> **AIM**:
Go through the listing and write out all of it exactly.

> **MATERIAL PROVIDED**:
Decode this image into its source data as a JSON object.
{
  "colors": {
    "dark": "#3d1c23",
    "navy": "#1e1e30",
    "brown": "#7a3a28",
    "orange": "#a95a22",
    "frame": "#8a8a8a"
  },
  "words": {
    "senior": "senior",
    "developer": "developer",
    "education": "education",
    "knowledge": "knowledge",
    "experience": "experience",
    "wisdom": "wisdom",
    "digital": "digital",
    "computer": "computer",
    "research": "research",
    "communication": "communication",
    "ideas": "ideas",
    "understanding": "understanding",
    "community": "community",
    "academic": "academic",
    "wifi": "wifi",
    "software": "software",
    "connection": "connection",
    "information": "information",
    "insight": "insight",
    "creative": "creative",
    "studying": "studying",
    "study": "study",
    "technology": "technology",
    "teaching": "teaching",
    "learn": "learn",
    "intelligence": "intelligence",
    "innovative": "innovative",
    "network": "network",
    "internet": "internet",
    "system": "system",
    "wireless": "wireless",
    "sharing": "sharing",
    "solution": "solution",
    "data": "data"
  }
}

> **ANSWER**:
Decode this image into its source data as a JSON object.
{
  "colors": {
    "dark": "#3d1c23",
    "navy": "#1e1e30",
    "brown": "#7a3a28",
    "orange": "#a95a22",
    "frame": "#8a8a8a"
  },
  "words": {
    "senior": "senior",
    "developer": "developer",
    "education": "education",
    "knowledge": "knowledge",
    "experience": "experience",
    "wisdom": "wisdom",
    "digital": "digital",
    "computer": "computer",
    "research": "research",
    "communication": "communication",
    "ideas": "ideas",
    "understanding": "understanding",
    "community": "community",
    "academic": "academic",
    "wifi": "wifi",
    "software": "software",
    "connection": "connection",
    "information": "information",
    "insight": "insight",
    "creative": "creative",
    "studying": "studying",
    "study": "study",
    "technology": "technology",
    "teaching": "teaching",
    "learn": "learn",
    "intelligence": "intelligence",
    "innovative": "innovative",
    "network": "network",
    "internet": "internet",
    "system": "system",
    "wireless": "wireless",
    "sharing": "sharing",
    "solution": "solution",
    "data": "data"
  }
}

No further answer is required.